---------- Text excerpt

MODULE 1

Fallacies of Distributed Computing

Eight assumptions that wreck systems. Memorize. Every design review: ask which one you're violating.

The Eight Fallacies

  1. The network is reliable — packets drop, links flap, partitions happen.
  2. Latency is zero — RTT inside region ~1 ms, cross-region 50–200 ms, satellite 600 ms+.
  3. Bandwidth is infinite — 10 Gbps NIC = 1.25 GB/s shared by all flows.
  4. The network is secure — assume hostile until TLS + authn + authz proven.
  5. Topology doesn't change — VMs migrate, DNS shifts, ASGs scale.
  6. There is one administrator — multi-team, multi-cloud reality.
  7. Transport cost is zero — egress is metered; serialization burns CPU.
  8. The network is homogeneous — different vendors, MTUs, jitter, ECMP.

--------------------

**Problems**
(1) Do these statements agree with the Module 1 notes on distributed computing? (a) Cross-region round-trip latency is given as 50–200 ms. (b) A 10 Gbps NIC provides 1.25 GB/s to each flow. (c) The network should be treated as hostile until TLS alone is in place. Answer yes or no for each and quote the deciding words.
(2) From the Module 1 notes on distributed computing, reproduce the part that opens with the words containing "2. Latency is" and closes with "serialization burns CPU.".

---------- Stored records

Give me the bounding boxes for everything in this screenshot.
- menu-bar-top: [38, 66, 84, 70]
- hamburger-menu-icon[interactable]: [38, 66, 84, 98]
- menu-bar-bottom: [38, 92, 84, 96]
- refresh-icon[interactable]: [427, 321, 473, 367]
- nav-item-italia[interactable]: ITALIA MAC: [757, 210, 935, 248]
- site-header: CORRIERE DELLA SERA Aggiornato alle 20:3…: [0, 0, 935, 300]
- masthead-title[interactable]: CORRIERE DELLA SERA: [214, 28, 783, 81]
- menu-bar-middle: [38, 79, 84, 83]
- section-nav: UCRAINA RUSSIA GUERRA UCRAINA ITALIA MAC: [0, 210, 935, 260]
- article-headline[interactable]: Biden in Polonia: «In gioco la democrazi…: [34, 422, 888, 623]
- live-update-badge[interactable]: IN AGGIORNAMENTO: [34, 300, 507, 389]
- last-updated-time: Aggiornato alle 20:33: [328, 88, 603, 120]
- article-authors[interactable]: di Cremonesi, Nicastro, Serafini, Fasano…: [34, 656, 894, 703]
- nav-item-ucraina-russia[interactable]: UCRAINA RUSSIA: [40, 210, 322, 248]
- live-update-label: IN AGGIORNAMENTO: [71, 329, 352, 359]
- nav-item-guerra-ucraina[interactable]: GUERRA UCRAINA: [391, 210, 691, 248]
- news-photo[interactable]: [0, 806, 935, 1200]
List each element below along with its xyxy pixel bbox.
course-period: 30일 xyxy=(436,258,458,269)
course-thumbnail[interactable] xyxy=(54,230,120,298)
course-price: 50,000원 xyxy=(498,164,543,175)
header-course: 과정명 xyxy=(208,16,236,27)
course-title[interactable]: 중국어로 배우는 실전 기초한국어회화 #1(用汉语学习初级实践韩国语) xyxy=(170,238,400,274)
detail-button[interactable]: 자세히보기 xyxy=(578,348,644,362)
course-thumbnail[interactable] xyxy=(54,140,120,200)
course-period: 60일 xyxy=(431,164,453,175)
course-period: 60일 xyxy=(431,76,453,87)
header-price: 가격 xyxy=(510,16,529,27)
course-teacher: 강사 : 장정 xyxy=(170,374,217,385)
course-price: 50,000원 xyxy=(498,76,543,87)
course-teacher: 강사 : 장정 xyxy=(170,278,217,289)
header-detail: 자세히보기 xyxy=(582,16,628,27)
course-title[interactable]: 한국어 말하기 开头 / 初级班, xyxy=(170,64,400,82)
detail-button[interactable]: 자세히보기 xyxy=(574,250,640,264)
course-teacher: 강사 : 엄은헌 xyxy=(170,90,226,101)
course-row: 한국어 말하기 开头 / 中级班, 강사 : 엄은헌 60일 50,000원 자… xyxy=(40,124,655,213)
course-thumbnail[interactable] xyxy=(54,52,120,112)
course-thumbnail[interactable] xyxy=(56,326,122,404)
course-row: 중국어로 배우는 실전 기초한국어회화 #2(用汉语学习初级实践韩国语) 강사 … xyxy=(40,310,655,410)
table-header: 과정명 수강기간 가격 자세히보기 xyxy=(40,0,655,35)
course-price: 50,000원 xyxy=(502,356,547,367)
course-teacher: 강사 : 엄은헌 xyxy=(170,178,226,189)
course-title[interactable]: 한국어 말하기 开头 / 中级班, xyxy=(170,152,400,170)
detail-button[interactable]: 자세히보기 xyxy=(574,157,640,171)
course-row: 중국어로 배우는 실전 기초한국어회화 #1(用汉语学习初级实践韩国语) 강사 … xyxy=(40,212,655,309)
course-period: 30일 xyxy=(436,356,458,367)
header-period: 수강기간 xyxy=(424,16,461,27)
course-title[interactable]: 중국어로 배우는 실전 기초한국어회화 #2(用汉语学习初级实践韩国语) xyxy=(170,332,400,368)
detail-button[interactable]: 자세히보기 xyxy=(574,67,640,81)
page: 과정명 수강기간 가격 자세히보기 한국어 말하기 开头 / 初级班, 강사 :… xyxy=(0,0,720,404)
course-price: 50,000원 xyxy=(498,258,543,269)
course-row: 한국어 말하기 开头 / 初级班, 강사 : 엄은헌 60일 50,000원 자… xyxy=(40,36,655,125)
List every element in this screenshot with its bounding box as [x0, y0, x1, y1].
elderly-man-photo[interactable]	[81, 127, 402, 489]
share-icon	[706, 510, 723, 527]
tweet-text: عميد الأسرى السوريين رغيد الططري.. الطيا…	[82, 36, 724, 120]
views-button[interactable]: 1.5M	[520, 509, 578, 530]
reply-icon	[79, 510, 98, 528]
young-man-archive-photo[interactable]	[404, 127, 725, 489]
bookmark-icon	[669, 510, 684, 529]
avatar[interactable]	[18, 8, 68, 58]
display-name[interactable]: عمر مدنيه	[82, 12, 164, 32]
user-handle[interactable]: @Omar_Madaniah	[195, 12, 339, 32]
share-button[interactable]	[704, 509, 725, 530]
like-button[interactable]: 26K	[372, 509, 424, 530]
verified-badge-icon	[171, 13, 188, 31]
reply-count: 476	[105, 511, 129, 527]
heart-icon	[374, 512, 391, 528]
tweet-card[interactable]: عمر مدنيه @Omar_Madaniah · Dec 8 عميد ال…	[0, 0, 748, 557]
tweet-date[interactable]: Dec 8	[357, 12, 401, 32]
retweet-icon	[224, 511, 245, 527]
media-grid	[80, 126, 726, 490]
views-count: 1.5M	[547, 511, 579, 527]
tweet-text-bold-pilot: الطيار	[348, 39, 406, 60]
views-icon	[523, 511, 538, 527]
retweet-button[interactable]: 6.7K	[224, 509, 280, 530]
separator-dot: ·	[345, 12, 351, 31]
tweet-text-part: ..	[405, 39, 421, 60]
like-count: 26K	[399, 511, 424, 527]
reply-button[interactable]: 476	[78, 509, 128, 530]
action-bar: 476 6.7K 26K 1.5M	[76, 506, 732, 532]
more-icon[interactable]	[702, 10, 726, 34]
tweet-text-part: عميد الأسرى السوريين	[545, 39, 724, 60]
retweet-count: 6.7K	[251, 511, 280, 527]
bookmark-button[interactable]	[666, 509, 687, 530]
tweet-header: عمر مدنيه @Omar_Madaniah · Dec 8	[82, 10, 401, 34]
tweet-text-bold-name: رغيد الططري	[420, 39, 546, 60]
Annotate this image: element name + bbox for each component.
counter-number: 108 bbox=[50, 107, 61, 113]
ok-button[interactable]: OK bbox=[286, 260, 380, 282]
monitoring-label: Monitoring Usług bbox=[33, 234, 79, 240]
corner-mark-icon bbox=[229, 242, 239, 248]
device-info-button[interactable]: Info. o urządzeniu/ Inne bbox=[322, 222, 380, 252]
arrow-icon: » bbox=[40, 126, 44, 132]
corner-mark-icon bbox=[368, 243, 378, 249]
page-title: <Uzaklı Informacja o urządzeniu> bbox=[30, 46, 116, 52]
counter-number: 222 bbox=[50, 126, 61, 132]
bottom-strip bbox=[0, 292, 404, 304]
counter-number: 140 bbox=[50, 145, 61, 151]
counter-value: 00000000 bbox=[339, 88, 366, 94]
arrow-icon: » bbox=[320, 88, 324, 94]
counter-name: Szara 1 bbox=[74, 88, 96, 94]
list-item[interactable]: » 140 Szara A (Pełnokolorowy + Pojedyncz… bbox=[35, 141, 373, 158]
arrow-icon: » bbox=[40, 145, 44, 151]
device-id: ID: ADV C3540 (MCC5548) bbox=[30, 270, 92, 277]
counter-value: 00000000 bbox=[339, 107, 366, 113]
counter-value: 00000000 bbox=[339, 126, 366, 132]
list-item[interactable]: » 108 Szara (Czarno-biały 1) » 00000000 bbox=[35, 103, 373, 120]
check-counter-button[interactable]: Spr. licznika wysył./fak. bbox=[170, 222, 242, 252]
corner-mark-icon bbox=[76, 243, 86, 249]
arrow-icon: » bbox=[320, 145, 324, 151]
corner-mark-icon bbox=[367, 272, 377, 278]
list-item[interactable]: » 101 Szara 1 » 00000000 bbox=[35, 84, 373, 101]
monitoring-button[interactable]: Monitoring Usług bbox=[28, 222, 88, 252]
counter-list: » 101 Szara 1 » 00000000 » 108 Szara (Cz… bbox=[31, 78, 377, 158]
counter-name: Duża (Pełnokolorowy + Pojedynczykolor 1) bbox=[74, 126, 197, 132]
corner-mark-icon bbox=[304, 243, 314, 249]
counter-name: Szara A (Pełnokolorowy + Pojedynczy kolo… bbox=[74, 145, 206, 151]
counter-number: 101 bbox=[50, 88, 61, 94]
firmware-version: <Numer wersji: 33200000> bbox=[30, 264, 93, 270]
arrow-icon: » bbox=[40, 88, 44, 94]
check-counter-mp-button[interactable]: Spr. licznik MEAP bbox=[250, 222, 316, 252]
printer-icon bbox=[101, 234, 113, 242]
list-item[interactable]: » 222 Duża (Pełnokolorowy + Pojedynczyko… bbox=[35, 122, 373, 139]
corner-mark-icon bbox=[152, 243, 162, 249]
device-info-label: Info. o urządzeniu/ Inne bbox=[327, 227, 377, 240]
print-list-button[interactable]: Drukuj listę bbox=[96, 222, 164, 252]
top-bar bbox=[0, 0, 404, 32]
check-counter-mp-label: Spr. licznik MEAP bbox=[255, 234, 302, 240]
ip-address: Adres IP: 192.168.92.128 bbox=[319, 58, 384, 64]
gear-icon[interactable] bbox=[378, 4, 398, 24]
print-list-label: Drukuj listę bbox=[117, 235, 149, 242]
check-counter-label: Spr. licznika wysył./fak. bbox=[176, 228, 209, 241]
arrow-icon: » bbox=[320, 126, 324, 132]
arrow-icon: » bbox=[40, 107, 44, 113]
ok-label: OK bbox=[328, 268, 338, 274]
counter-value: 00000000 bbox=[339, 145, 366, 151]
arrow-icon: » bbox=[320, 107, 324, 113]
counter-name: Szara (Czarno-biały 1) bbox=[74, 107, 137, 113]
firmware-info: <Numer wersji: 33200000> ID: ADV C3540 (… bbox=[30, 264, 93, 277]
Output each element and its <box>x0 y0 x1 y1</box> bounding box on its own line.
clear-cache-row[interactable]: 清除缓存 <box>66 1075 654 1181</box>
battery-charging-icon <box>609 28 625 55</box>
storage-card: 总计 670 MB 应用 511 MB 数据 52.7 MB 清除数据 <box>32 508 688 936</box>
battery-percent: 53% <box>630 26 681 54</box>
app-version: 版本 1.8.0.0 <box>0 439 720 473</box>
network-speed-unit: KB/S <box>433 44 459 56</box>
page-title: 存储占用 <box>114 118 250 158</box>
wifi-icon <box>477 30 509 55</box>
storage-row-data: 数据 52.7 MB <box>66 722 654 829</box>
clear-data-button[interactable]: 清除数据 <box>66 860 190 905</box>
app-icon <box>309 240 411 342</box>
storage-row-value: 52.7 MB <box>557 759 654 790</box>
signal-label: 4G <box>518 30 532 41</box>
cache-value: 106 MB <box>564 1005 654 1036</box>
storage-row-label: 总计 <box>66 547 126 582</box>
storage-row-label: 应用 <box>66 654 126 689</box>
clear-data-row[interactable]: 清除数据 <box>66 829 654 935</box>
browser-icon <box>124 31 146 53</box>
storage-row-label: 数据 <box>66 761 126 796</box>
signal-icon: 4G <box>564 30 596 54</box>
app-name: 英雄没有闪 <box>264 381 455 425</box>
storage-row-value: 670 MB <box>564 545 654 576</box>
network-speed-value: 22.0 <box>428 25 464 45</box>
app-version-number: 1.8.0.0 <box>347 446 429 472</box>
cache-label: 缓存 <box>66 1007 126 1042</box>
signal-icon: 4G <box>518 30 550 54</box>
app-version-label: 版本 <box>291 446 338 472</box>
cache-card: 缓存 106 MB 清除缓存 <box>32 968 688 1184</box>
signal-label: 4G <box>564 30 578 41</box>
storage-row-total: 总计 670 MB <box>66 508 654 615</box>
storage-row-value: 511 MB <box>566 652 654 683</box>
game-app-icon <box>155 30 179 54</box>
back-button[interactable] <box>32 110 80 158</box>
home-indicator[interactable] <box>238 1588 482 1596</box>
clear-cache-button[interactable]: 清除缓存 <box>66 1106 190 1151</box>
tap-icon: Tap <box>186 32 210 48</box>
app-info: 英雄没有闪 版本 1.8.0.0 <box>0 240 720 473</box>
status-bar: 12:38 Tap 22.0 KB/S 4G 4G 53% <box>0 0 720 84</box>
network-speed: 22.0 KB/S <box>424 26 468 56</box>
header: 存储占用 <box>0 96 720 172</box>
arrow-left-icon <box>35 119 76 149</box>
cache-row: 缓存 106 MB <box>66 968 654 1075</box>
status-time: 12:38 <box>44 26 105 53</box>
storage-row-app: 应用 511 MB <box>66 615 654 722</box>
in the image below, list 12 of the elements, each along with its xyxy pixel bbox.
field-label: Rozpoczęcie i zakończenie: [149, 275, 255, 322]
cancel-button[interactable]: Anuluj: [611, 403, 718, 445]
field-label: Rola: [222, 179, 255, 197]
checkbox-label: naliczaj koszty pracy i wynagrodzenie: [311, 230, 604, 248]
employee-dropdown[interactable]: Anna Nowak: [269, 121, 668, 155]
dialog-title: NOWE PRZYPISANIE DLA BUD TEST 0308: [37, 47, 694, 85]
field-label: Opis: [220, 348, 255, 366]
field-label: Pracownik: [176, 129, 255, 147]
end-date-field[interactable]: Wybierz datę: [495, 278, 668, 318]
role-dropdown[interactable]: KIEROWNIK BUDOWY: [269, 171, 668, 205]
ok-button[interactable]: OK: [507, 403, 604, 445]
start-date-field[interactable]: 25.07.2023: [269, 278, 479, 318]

--------------------

**Solutions per task**
(1)
(a) Yes: "cross-region 50–200 ms".
(b) No: "10 Gbps NIC = 1.25 GB/s shared by all flows".
(c) No: "assume hostile until TLS + authn + authz proven".

(2)
2. Latency is zero — RTT inside region ~1 ms, cross-region 50–200 ms, satellite 600 ms+.
  3. Bandwidth is infinite — 10 Gbps NIC = 1.25 GB/s shared by all flows.
  4. The network is secure — assume hostile until TLS + authn + authz proven.
  5. Topology doesn't change — VMs migrate, DNS shifts, ASGs scale.
  6. There is one administrator — multi-team, multi-cloud reality.
  7. Transport cost is zero — egress is metered; serialization burns CPU.